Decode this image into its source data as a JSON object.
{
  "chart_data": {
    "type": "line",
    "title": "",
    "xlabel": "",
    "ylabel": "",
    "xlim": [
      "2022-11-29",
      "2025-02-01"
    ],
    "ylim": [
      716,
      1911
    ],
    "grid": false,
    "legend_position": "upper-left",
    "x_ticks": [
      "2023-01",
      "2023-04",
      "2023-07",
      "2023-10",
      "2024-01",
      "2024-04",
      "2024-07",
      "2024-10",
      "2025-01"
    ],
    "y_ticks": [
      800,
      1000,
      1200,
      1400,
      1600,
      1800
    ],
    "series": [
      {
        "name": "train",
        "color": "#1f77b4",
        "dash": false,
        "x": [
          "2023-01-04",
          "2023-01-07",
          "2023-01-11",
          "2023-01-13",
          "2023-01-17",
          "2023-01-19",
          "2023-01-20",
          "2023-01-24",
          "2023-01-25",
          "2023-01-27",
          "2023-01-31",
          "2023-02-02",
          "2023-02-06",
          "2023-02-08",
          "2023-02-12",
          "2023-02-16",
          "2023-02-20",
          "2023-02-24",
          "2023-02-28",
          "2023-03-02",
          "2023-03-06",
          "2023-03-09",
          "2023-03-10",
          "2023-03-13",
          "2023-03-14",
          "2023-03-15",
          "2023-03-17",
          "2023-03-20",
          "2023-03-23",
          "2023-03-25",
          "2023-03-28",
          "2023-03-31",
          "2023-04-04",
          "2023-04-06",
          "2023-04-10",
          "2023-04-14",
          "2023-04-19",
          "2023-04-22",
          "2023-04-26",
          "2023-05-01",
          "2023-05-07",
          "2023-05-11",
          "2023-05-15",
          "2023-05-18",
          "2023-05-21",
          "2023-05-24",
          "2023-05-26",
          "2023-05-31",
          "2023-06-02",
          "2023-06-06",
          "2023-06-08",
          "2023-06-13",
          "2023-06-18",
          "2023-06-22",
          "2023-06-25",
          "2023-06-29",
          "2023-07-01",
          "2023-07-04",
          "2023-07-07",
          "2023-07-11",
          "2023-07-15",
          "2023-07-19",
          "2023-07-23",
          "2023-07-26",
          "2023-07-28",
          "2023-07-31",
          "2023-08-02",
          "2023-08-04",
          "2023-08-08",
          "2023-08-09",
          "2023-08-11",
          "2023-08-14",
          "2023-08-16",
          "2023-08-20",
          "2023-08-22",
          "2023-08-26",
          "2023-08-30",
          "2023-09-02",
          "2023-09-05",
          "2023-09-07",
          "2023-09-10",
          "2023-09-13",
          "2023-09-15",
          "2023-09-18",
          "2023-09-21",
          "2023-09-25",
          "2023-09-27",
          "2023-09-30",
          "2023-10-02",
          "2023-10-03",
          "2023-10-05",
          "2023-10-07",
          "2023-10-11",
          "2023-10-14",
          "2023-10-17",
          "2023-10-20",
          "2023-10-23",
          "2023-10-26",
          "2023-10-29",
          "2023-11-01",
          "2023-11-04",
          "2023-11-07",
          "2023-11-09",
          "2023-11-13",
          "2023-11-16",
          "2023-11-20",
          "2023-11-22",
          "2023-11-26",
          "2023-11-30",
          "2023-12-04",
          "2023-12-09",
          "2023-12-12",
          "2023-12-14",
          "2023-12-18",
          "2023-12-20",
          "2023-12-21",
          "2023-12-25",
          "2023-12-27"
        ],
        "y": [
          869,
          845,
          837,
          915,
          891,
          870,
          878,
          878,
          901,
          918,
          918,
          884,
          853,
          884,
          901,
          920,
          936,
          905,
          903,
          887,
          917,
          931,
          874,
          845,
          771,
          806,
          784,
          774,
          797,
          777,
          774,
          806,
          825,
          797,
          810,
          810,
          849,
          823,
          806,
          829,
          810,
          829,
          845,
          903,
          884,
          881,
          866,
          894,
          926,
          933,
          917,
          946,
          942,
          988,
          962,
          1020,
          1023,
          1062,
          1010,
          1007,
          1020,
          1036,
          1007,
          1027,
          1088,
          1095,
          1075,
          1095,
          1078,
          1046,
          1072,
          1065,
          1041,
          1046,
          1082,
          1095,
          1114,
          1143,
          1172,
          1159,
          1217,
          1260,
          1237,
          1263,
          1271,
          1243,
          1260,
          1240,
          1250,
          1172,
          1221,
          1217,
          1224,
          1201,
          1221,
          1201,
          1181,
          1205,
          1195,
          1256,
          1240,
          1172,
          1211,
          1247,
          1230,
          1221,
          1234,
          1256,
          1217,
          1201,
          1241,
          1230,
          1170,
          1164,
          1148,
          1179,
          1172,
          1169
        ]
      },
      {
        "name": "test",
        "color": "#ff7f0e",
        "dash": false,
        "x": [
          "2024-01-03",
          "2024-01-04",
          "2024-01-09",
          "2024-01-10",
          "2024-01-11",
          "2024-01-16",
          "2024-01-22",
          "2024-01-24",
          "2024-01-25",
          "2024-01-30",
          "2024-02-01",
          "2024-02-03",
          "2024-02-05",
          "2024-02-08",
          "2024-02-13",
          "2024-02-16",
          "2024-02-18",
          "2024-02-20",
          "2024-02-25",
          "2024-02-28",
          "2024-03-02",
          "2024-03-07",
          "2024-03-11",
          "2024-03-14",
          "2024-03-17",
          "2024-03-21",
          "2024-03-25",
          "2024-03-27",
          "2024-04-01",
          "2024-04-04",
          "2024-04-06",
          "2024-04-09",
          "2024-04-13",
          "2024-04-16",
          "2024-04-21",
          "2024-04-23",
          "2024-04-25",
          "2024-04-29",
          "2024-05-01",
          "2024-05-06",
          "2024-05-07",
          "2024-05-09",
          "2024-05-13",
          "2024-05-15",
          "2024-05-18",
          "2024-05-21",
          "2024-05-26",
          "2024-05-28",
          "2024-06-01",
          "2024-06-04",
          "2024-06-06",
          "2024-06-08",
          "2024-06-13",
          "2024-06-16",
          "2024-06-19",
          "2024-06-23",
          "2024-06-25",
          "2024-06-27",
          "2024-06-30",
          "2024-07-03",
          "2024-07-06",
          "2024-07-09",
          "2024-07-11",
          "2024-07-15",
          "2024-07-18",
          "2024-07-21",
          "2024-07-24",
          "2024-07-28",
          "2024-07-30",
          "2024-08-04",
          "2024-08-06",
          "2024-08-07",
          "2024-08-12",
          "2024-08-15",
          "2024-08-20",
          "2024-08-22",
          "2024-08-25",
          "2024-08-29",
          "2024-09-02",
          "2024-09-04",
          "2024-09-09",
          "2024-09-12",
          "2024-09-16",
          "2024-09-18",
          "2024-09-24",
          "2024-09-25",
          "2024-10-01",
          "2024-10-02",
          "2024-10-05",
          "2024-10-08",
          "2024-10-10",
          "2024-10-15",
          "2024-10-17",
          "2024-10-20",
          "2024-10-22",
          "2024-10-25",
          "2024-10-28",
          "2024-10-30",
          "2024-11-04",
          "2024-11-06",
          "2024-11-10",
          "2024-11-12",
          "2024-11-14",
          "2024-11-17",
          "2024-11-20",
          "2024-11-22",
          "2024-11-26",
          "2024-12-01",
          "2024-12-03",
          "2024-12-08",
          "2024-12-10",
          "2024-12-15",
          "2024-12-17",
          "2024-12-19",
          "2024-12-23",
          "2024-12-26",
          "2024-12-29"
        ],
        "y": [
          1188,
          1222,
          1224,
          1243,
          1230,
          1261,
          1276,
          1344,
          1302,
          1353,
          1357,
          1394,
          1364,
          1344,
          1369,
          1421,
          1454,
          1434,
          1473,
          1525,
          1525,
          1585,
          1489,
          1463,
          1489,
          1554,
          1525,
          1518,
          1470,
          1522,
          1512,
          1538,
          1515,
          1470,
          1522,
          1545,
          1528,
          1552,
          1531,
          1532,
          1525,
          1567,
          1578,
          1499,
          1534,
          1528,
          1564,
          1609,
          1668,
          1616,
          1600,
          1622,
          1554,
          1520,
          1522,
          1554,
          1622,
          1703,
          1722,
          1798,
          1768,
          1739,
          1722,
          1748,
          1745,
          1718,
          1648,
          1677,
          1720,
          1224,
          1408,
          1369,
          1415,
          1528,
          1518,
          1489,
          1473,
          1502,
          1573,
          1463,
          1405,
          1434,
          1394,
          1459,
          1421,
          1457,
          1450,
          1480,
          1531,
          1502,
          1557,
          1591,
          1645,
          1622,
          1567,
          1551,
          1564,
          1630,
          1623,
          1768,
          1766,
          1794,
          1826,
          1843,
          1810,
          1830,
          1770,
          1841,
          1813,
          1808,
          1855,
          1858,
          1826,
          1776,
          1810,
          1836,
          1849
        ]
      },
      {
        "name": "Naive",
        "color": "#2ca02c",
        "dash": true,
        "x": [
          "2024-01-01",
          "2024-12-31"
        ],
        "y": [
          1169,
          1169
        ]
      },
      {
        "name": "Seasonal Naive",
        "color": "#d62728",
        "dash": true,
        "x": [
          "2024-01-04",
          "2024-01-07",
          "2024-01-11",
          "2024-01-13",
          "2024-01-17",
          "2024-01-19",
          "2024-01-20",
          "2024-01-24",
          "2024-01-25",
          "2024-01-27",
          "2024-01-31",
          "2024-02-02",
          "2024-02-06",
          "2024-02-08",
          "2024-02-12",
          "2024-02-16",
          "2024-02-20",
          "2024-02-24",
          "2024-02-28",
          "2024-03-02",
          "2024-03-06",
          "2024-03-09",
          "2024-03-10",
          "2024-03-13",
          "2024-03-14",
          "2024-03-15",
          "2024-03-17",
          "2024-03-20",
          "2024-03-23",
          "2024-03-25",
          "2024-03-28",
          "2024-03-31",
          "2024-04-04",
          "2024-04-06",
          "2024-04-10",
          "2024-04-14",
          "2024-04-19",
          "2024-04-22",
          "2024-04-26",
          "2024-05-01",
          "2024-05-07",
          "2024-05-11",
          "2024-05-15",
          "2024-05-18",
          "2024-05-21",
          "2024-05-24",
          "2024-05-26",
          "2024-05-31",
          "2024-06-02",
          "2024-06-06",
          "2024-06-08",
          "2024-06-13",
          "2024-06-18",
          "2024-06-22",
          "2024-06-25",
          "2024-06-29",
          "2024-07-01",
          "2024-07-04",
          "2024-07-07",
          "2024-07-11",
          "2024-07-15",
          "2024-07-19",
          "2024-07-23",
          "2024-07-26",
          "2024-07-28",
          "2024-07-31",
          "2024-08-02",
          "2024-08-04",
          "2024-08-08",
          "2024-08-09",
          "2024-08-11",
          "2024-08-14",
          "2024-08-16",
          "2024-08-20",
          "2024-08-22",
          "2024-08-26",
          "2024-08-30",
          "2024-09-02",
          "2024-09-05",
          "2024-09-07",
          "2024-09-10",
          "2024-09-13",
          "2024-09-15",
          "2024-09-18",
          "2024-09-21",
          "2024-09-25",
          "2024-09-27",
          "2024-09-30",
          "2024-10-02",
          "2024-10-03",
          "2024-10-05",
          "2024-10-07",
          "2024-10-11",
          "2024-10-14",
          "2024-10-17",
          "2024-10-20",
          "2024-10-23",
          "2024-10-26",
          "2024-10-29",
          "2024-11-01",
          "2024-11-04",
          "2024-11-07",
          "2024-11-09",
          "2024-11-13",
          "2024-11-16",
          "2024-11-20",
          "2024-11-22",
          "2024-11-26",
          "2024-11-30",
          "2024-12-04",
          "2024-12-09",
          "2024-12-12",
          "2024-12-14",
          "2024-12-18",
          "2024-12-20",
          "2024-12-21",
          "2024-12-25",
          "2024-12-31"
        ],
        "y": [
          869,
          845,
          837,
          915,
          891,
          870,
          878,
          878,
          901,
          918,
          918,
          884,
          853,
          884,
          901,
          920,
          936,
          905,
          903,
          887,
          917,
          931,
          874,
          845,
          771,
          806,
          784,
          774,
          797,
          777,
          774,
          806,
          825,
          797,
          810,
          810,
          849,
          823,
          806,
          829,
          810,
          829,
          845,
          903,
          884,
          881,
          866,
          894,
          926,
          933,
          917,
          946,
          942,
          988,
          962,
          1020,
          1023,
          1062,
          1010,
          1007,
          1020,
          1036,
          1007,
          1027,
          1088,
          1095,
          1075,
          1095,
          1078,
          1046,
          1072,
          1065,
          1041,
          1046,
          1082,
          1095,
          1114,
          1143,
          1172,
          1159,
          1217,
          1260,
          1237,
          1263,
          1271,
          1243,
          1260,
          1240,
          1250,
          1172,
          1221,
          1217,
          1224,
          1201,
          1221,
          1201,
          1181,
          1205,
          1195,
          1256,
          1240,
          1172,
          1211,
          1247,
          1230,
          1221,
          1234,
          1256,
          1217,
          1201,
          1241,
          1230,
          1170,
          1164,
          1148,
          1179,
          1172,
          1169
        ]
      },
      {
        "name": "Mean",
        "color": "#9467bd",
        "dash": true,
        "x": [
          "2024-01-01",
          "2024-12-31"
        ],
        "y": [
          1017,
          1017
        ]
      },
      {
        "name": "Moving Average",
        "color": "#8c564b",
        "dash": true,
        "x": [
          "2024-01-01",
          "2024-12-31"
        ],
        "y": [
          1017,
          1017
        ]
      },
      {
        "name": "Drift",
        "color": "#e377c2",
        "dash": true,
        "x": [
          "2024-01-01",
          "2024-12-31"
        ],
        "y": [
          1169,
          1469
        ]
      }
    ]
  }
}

Given task:
Copy all the lines above that hold the string "color".

Output of the exercise:
        "color": "#1f77b4",
        "color": "#ff7f0e",
        "color": "#2ca02c",
        "color": "#d62728",
        "color": "#9467bd",
        "color": "#8c564b",
        "color": "#e377c2",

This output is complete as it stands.